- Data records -
- - -

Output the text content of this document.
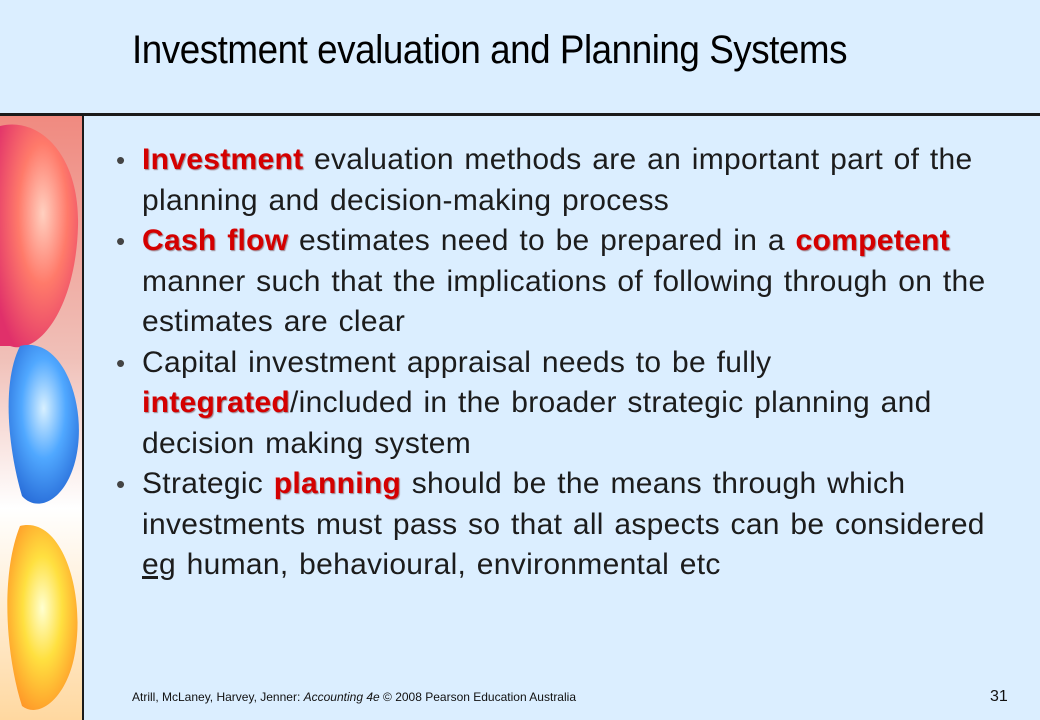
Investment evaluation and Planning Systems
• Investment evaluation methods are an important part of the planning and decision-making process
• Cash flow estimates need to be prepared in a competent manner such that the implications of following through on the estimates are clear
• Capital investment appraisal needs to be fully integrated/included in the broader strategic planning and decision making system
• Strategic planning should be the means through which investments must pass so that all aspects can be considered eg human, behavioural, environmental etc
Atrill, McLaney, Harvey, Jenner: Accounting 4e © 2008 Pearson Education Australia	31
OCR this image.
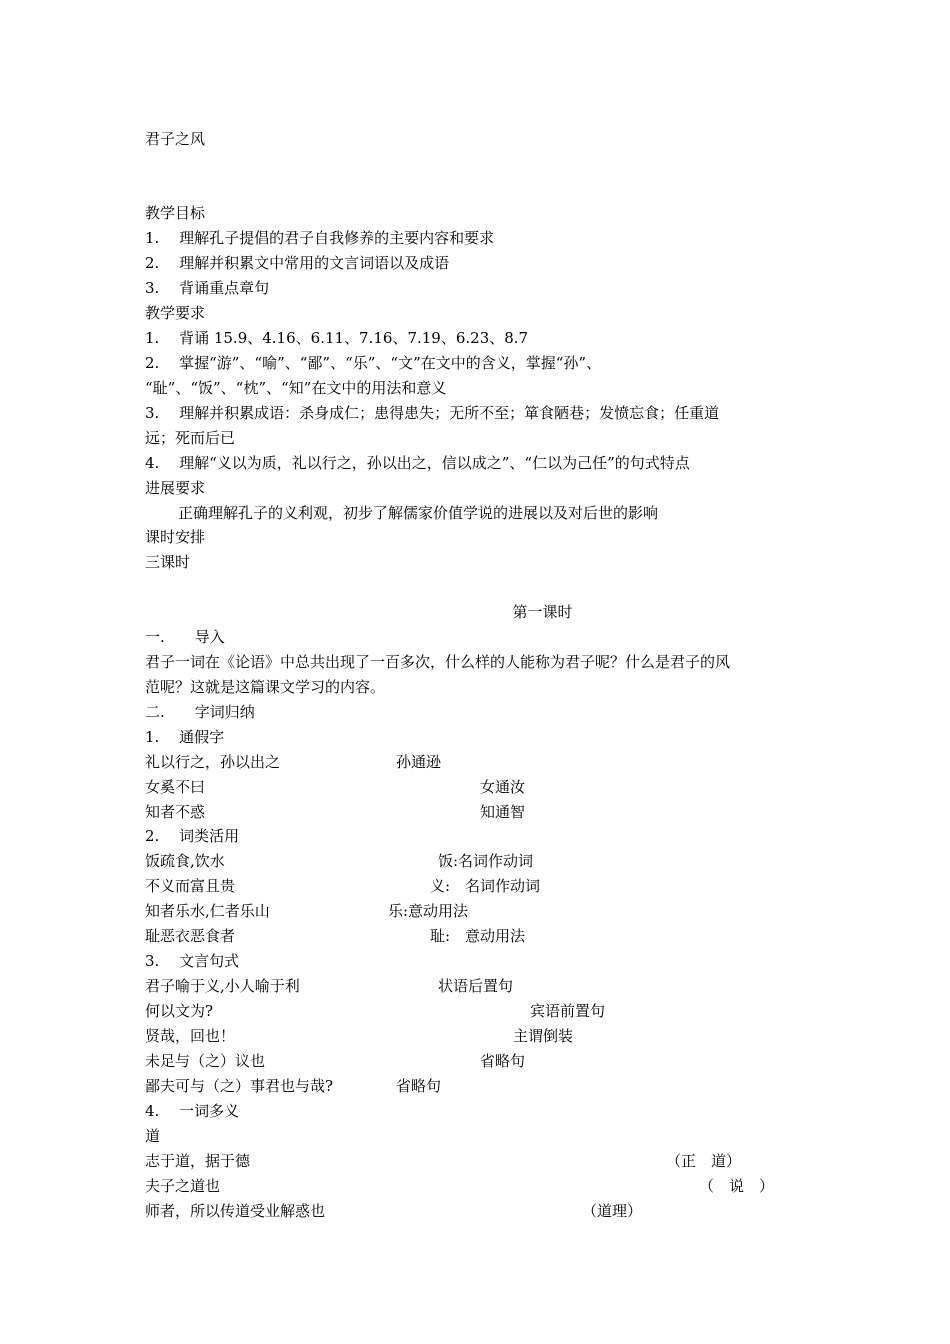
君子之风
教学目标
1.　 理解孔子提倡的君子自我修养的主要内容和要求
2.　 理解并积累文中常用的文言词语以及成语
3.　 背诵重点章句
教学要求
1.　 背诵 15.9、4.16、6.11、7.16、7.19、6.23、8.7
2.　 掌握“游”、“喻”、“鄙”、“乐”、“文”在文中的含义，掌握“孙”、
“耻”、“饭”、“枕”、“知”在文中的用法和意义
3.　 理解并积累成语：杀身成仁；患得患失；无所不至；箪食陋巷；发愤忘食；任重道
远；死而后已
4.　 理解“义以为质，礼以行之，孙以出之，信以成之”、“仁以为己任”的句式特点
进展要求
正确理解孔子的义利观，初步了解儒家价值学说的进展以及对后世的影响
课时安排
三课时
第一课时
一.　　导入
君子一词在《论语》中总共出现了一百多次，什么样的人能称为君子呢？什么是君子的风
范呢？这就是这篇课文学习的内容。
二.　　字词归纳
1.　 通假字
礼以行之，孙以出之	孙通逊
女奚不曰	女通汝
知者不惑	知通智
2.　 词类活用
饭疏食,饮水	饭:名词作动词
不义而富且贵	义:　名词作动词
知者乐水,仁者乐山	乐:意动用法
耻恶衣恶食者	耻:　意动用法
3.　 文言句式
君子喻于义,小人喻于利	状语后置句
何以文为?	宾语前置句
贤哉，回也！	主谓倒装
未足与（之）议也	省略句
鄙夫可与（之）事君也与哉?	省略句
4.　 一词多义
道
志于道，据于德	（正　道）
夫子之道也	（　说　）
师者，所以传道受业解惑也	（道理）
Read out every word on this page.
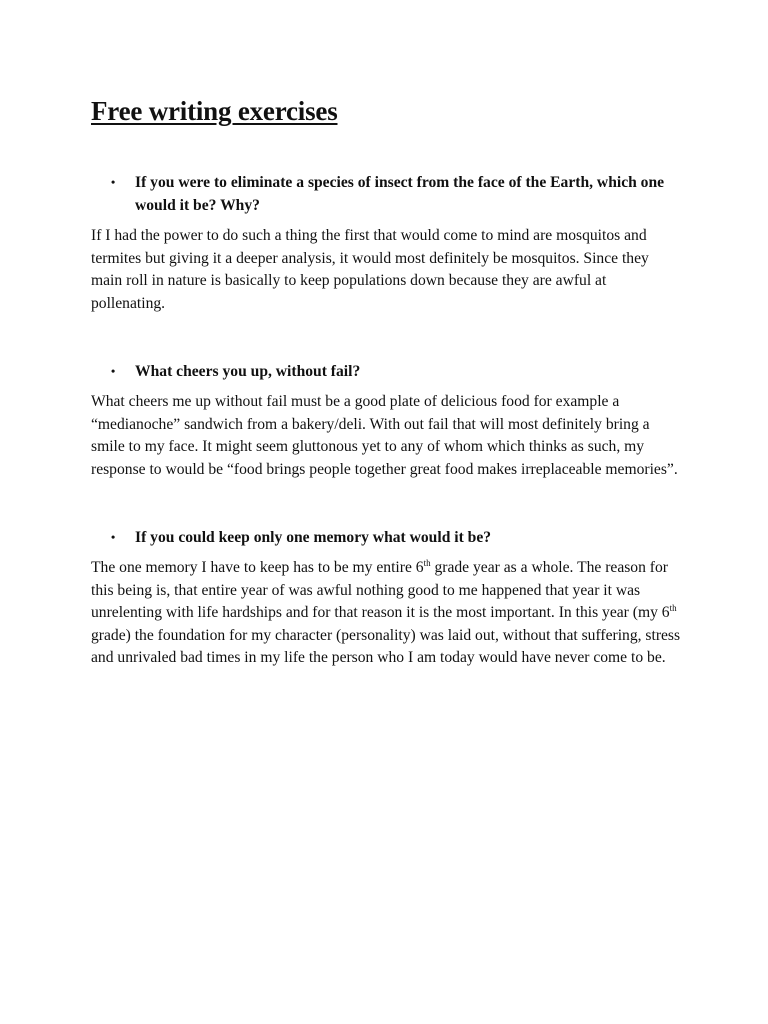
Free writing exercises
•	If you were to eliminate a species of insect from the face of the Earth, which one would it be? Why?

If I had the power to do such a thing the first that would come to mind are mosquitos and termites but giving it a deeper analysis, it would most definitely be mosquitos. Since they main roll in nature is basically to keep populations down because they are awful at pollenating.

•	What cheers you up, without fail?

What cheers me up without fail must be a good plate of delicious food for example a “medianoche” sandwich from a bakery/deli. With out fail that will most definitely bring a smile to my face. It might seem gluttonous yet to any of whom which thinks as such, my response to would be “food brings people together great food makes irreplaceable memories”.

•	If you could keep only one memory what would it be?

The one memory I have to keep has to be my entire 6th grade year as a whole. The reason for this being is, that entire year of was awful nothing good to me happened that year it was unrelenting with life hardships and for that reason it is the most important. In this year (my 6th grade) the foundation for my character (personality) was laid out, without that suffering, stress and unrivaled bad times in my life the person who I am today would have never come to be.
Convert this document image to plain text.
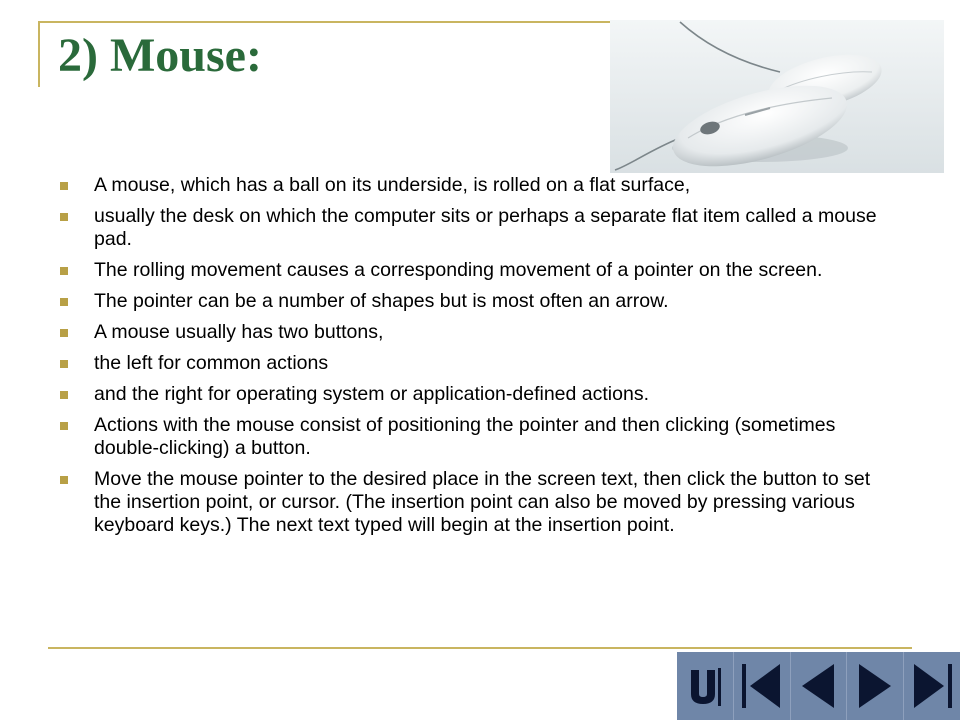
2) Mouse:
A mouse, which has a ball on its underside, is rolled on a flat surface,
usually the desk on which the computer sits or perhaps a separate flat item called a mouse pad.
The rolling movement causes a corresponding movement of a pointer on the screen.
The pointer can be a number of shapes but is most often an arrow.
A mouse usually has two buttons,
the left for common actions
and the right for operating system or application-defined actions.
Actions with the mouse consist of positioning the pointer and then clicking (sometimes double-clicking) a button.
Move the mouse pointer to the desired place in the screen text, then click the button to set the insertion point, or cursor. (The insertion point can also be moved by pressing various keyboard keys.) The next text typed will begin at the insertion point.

- - -

- AIM -
Copy out every line that includes the word "would".

- SOLUTION -
•	If you were to eliminate a species of insect from the face of the Earth, which one would it be? Why?
If I had the power to do such a thing the first that would come to mind are mosquitos and termites but giving it a deeper analysis, it would most definitely be mosquitos. Since they main roll in nature is basically to keep populations down because they are awful at pollenating.
What cheers me up without fail must be a good plate of delicious food for example a “medianoche” sandwich from a bakery/deli. With out fail that will most definitely bring a smile to my face. It might seem gluttonous yet to any of whom which thinks as such, my response to would be “food brings people together great food makes irreplaceable memories”.
•	If you could keep only one memory what would it be?
The one memory I have to keep has to be my entire 6th grade year as a whole. The reason for this being is, that entire year of was awful nothing good to me happened that year it was unrelenting with life hardships and for that reason it is the most important. In this year (my 6th grade) the foundation for my character (personality) was laid out, without that suffering, stress and unrivaled bad times in my life the person who I am today would have never come to be.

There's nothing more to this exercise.